(TASK DIRECTIONS): Restate the full set of records exactly, word for word.
-- BEGIN --
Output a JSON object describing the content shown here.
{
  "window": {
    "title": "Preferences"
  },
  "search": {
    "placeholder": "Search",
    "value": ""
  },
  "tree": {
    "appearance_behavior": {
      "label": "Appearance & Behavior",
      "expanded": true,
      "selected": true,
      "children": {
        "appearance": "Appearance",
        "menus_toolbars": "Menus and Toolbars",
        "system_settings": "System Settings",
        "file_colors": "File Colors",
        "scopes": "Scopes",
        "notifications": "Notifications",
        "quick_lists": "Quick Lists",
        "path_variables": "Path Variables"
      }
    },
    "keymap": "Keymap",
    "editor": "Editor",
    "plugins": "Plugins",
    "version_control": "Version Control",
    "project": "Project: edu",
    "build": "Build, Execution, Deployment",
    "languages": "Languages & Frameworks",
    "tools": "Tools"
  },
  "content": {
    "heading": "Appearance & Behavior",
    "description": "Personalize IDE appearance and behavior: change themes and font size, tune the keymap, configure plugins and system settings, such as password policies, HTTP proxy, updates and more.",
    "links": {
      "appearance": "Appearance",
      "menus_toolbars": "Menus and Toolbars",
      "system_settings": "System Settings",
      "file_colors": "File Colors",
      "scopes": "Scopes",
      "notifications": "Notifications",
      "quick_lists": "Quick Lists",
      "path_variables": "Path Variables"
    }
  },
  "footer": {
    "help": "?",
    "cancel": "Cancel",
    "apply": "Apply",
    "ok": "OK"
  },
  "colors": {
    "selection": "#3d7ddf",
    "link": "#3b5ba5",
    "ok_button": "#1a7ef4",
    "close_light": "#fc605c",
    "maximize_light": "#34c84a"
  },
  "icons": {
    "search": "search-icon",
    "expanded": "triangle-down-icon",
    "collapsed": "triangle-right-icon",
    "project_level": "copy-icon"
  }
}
-- END --
(RESULT BELOW):
Output a JSON object describing the content shown here.
{
  "window": {
    "title": "Preferences"
  },
  "search": {
    "placeholder": "Search",
    "value": ""
  },
  "tree": {
    "appearance_behavior": {
      "label": "Appearance & Behavior",
      "expanded": true,
      "selected": true,
      "children": {
        "appearance": "Appearance",
        "menus_toolbars": "Menus and Toolbars",
        "system_settings": "System Settings",
        "file_colors": "File Colors",
        "scopes": "Scopes",
        "notifications": "Notifications",
        "quick_lists": "Quick Lists",
        "path_variables": "Path Variables"
      }
    },
    "keymap": "Keymap",
    "editor": "Editor",
    "plugins": "Plugins",
    "version_control": "Version Control",
    "project": "Project: edu",
    "build": "Build, Execution, Deployment",
    "languages": "Languages & Frameworks",
    "tools": "Tools"
  },
  "content": {
    "heading": "Appearance & Behavior",
    "description": "Personalize IDE appearance and behavior: change themes and font size, tune the keymap, configure plugins and system settings, such as password policies, HTTP proxy, updates and more.",
    "links": {
      "appearance": "Appearance",
      "menus_toolbars": "Menus and Toolbars",
      "system_settings": "System Settings",
      "file_colors": "File Colors",
      "scopes": "Scopes",
      "notifications": "Notifications",
      "quick_lists": "Quick Lists",
      "path_variables": "Path Variables"
    }
  },
  "footer": {
    "help": "?",
    "cancel": "Cancel",
    "apply": "Apply",
    "ok": "OK"
  },
  "colors": {
    "selection": "#3d7ddf",
    "link": "#3b5ba5",
    "ok_button": "#1a7ef4",
    "close_light": "#fc605c",
    "maximize_light": "#34c84a"
  },
  "icons": {
    "search": "search-icon",
    "expanded": "triangle-down-icon",
    "collapsed": "triangle-right-icon",
    "project_level": "copy-icon"
  }
}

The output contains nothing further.